GIVEN EXERCISE => Type every record exactly as it appears.

RECORDS TO PROCESS =>
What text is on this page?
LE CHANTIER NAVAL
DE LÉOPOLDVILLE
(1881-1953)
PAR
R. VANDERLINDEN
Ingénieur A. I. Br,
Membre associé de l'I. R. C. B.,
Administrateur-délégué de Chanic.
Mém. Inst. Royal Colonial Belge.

SOLUTION BELOW =>
What text is on this page?
LE CHANTIER NAVAL
DE LÉOPOLDVILLE
(1881-1953)
PAR
R. VANDERLINDEN
Ingénieur A. I. Br,
Membre associé de l'I. R. C. B.,
Administrateur-délégué de Chanic.
Mém. Inst. Royal Colonial Belge.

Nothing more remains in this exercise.